* _REQUEST_
Tally every line of the listing below that holds "lưới", then give the tally alone.

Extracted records

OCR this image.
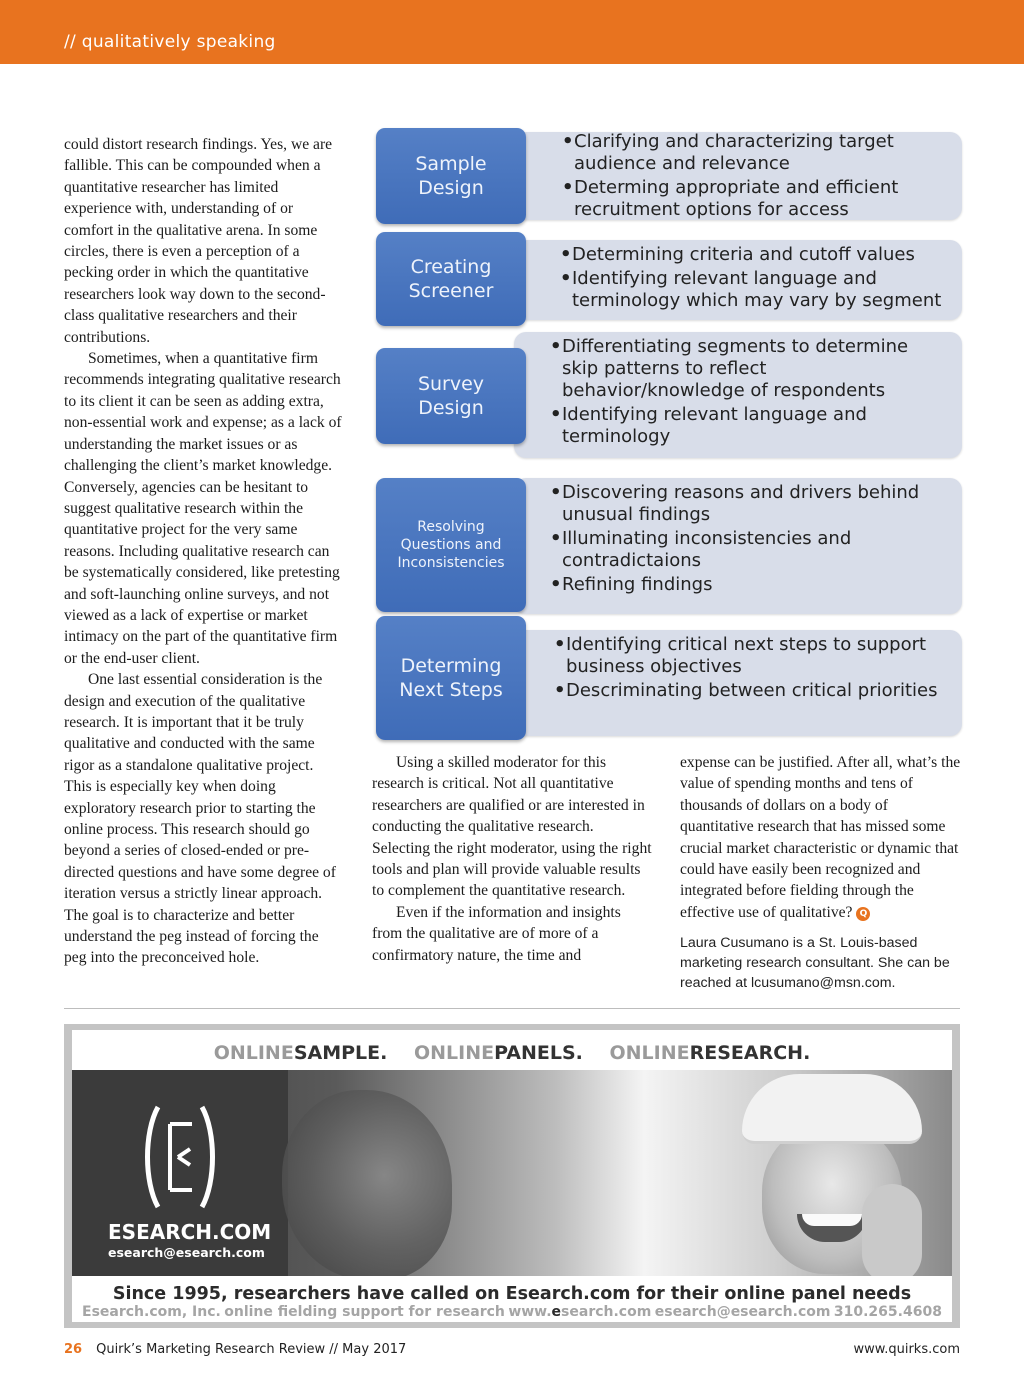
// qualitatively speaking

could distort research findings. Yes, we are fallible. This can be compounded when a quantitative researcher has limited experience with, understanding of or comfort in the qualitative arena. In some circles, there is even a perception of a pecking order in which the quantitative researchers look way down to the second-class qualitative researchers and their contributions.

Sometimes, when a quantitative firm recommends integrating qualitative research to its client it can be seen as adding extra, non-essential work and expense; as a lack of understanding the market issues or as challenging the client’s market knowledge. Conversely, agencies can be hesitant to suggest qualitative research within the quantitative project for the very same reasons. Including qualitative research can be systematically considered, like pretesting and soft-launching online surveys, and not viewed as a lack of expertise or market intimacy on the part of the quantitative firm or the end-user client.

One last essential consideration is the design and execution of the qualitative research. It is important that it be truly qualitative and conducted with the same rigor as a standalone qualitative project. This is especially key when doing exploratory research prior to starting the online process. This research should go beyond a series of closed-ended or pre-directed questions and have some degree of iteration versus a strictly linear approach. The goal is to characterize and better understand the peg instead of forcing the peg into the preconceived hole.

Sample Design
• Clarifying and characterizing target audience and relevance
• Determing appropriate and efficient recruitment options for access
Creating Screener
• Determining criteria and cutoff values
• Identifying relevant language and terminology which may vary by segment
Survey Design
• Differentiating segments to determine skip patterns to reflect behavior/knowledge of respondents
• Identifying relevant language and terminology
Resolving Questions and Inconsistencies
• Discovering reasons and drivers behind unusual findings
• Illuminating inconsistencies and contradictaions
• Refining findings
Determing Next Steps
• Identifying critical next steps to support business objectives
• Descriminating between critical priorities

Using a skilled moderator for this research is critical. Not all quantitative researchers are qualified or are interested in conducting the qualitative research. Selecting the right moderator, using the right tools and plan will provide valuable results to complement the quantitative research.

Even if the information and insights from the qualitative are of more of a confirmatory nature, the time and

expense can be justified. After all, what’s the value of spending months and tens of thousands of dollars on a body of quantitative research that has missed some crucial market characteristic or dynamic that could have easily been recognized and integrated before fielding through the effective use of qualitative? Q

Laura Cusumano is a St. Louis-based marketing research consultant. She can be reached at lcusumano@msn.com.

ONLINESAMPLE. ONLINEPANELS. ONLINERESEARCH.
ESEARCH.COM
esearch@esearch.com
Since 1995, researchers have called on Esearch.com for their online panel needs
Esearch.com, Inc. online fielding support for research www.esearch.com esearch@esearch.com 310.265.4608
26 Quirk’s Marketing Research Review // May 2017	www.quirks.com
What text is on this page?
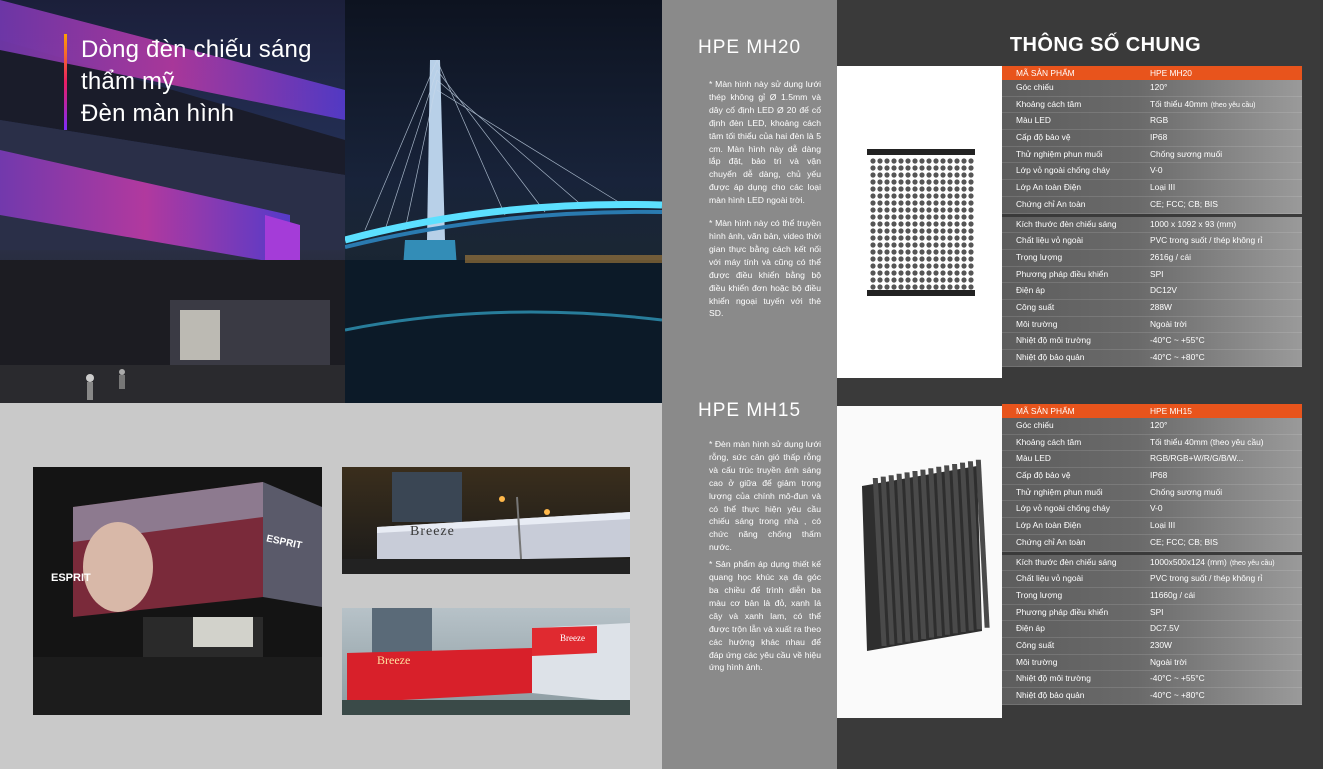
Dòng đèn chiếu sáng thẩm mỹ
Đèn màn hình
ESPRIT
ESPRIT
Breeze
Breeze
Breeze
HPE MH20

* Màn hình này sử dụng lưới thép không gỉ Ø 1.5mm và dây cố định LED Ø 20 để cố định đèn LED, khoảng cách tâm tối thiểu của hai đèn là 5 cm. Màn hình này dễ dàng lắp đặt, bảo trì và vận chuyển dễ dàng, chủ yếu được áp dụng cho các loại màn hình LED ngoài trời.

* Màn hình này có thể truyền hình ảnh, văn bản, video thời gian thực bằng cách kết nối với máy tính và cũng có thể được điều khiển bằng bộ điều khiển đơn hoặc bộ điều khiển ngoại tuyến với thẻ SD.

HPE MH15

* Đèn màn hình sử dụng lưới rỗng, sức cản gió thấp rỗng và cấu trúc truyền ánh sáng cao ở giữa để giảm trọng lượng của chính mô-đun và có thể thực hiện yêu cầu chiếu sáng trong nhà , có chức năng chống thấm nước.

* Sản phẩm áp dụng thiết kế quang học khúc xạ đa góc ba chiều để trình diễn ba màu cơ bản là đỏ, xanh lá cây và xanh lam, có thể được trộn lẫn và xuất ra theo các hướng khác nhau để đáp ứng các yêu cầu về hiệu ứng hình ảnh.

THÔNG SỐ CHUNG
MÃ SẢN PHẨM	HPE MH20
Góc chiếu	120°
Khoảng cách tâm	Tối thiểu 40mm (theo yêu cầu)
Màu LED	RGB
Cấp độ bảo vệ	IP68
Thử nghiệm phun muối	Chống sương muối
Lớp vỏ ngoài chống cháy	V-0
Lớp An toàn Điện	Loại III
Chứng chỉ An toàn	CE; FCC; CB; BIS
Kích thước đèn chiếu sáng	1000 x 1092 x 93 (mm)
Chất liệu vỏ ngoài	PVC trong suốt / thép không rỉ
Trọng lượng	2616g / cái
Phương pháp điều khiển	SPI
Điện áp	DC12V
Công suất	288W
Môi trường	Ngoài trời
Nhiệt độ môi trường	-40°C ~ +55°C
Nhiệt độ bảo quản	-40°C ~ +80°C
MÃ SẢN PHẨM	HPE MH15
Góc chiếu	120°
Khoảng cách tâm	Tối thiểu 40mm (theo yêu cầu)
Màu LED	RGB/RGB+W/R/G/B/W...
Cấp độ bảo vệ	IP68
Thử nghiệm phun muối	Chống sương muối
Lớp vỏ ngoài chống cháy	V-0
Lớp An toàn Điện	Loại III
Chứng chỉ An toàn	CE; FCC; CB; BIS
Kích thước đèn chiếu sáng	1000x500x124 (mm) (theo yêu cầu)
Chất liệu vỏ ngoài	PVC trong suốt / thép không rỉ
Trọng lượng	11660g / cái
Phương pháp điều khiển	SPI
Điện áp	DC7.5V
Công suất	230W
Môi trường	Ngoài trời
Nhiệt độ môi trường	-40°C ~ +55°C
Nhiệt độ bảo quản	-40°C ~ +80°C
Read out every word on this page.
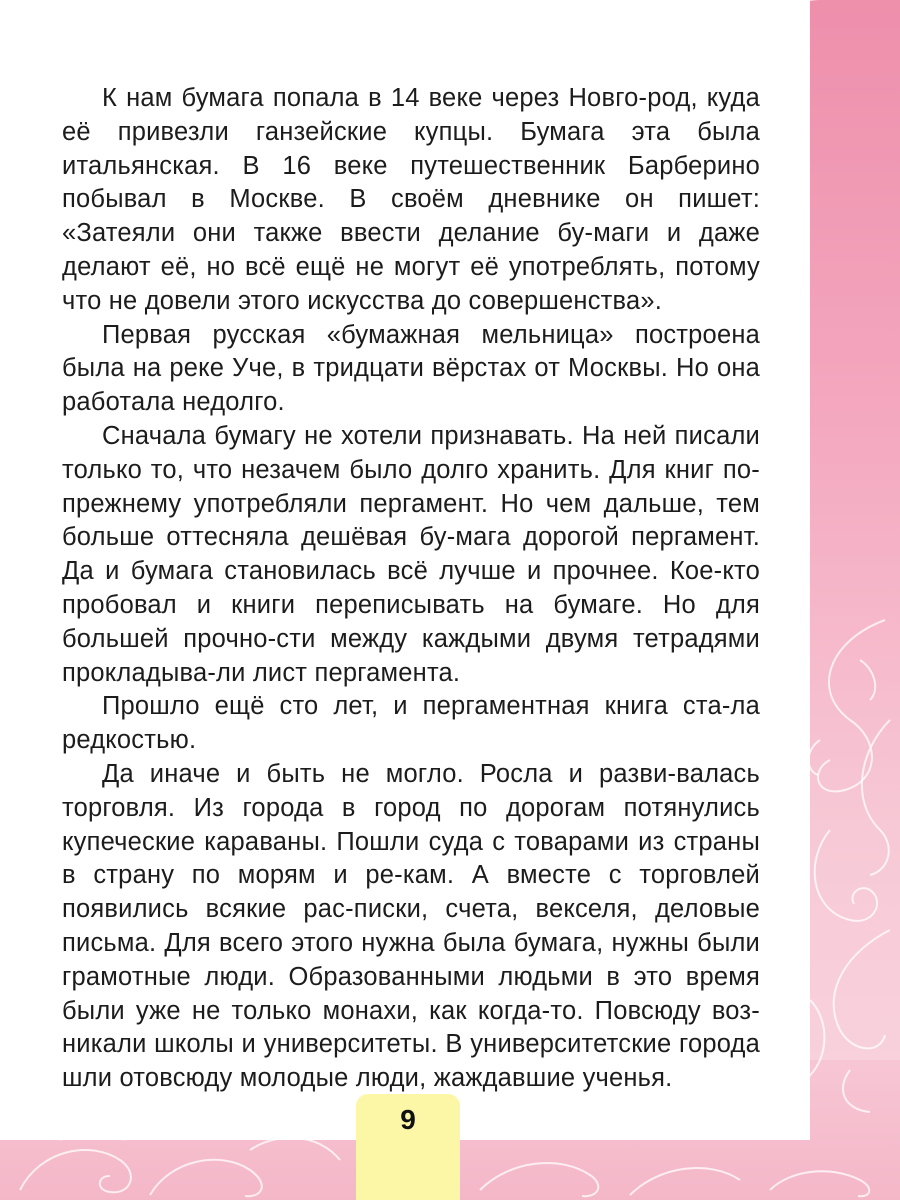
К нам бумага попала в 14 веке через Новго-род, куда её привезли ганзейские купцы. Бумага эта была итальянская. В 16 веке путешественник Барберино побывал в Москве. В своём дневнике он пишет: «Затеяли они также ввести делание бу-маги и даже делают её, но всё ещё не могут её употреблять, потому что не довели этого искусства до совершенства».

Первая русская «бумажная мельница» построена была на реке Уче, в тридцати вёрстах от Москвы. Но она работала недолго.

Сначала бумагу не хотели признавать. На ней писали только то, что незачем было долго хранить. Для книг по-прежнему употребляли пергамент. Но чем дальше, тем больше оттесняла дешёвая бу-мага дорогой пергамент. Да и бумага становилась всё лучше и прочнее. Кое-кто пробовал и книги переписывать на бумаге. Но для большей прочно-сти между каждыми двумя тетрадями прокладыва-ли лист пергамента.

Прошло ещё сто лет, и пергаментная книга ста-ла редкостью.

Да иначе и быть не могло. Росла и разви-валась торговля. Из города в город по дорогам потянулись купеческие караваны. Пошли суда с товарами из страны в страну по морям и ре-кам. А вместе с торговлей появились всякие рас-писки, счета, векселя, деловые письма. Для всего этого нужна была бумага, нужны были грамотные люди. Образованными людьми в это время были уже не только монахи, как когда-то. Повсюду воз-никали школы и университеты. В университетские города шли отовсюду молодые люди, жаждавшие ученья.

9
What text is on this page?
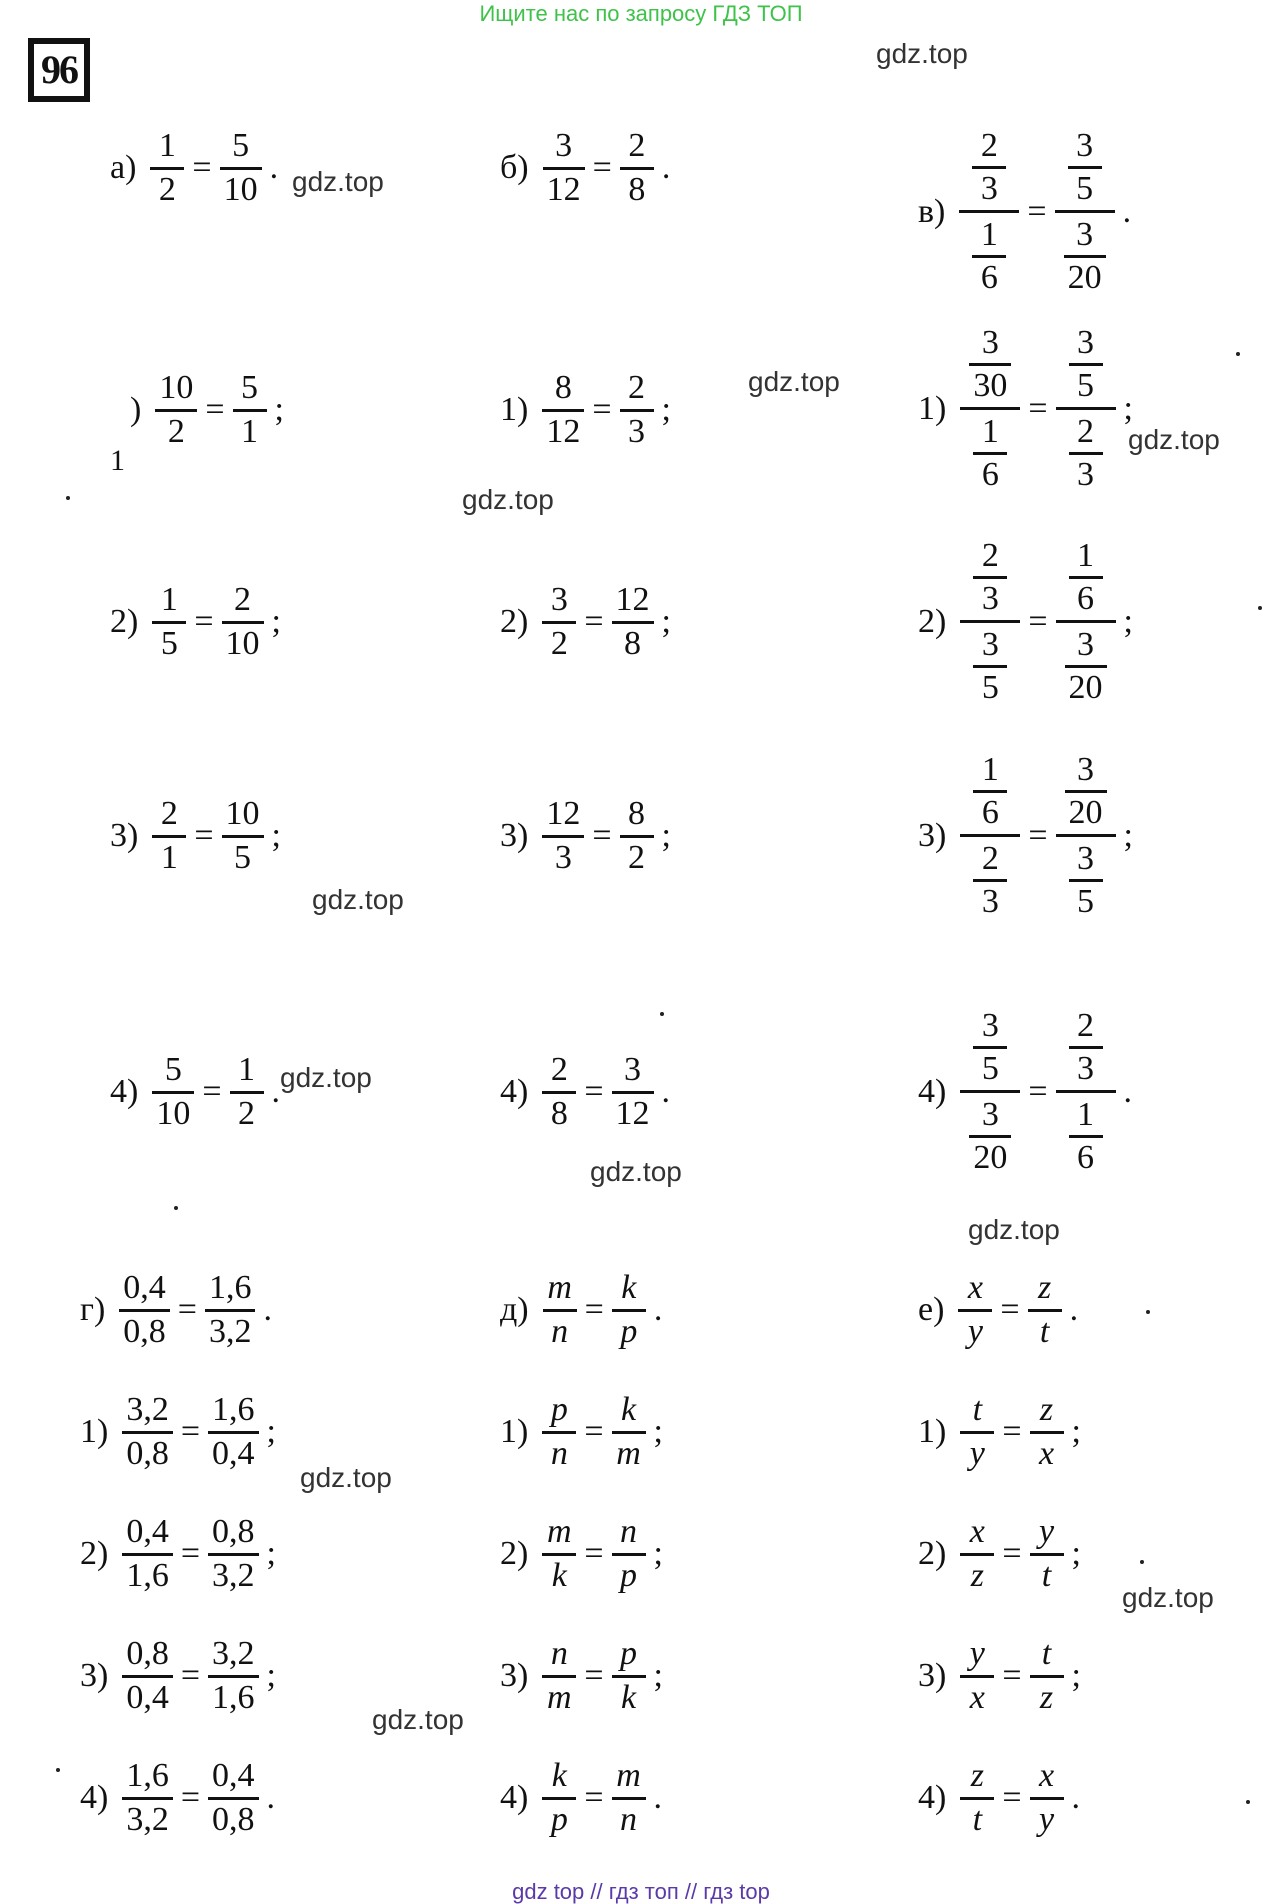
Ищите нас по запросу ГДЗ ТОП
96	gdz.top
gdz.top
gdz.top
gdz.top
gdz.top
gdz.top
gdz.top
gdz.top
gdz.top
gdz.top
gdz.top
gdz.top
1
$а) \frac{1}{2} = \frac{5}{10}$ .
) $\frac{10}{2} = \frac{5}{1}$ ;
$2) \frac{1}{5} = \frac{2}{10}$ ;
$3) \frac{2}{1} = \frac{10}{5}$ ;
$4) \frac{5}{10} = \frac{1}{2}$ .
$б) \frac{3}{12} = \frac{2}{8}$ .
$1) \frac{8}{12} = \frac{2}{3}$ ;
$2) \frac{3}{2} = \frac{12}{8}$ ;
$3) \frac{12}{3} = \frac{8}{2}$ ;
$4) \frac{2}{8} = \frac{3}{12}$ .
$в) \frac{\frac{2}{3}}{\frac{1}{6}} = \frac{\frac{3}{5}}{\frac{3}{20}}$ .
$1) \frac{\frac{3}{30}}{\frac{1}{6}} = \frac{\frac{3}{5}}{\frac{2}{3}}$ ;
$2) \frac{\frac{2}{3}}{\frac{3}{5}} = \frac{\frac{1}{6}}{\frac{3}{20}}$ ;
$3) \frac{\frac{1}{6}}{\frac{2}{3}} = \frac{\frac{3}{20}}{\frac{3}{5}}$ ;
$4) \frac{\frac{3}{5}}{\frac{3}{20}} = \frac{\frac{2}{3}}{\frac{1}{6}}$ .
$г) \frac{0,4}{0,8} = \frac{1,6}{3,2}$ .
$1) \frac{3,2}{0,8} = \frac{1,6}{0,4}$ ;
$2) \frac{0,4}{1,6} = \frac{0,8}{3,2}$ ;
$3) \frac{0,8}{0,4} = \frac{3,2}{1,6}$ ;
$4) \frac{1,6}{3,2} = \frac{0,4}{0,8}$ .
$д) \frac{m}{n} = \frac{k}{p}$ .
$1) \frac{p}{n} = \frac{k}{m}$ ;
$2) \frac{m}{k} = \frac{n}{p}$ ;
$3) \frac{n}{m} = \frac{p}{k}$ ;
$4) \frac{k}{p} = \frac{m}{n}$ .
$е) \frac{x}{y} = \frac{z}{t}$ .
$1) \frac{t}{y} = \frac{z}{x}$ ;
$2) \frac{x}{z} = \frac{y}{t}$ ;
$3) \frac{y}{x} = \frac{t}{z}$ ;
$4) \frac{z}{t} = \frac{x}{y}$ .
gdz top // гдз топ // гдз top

* _SOLVED EXERCISE_
2